* start *

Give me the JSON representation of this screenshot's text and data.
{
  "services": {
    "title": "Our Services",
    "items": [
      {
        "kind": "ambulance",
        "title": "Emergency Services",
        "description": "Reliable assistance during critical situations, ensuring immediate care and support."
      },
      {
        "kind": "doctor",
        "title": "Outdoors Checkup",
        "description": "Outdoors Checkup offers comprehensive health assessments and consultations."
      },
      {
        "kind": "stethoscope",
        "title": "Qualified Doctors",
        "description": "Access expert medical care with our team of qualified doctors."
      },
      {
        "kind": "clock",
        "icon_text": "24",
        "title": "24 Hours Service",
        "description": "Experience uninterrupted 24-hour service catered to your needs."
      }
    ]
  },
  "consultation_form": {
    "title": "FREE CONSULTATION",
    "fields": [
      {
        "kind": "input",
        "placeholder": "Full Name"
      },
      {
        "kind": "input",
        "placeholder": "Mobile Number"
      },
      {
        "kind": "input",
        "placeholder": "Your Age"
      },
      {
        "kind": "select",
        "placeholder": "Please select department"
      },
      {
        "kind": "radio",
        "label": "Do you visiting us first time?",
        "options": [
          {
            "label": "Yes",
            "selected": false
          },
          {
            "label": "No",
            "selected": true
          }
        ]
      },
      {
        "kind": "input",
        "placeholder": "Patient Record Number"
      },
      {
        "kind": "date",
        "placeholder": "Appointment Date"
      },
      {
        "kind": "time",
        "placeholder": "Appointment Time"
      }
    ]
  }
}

* end *

# PROBLEM TO SOLVE
Each entry above is to be quoted exactly.

# EXERCISE OUTPUT
Give me the JSON representation of this screenshot's text and data.
{
  "services": {
    "title": "Our Services",
    "items": [
      {
        "kind": "ambulance",
        "title": "Emergency Services",
        "description": "Reliable assistance during critical situations, ensuring immediate care and support."
      },
      {
        "kind": "doctor",
        "title": "Outdoors Checkup",
        "description": "Outdoors Checkup offers comprehensive health assessments and consultations."
      },
      {
        "kind": "stethoscope",
        "title": "Qualified Doctors",
        "description": "Access expert medical care with our team of qualified doctors."
      },
      {
        "kind": "clock",
        "icon_text": "24",
        "title": "24 Hours Service",
        "description": "Experience uninterrupted 24-hour service catered to your needs."
      }
    ]
  },
  "consultation_form": {
    "title": "FREE CONSULTATION",
    "fields": [
      {
        "kind": "input",
        "placeholder": "Full Name"
      },
      {
        "kind": "input",
        "placeholder": "Mobile Number"
      },
      {
        "kind": "input",
        "placeholder": "Your Age"
      },
      {
        "kind": "select",
        "placeholder": "Please select department"
      },
      {
        "kind": "radio",
        "label": "Do you visiting us first time?",
        "options": [
          {
            "label": "Yes",
            "selected": false
          },
          {
            "label": "No",
            "selected": true
          }
        ]
      },
      {
        "kind": "input",
        "placeholder": "Patient Record Number"
      },
      {
        "kind": "date",
        "placeholder": "Appointment Date"
      },
      {
        "kind": "time",
        "placeholder": "Appointment Time"
      }
    ]
  }
}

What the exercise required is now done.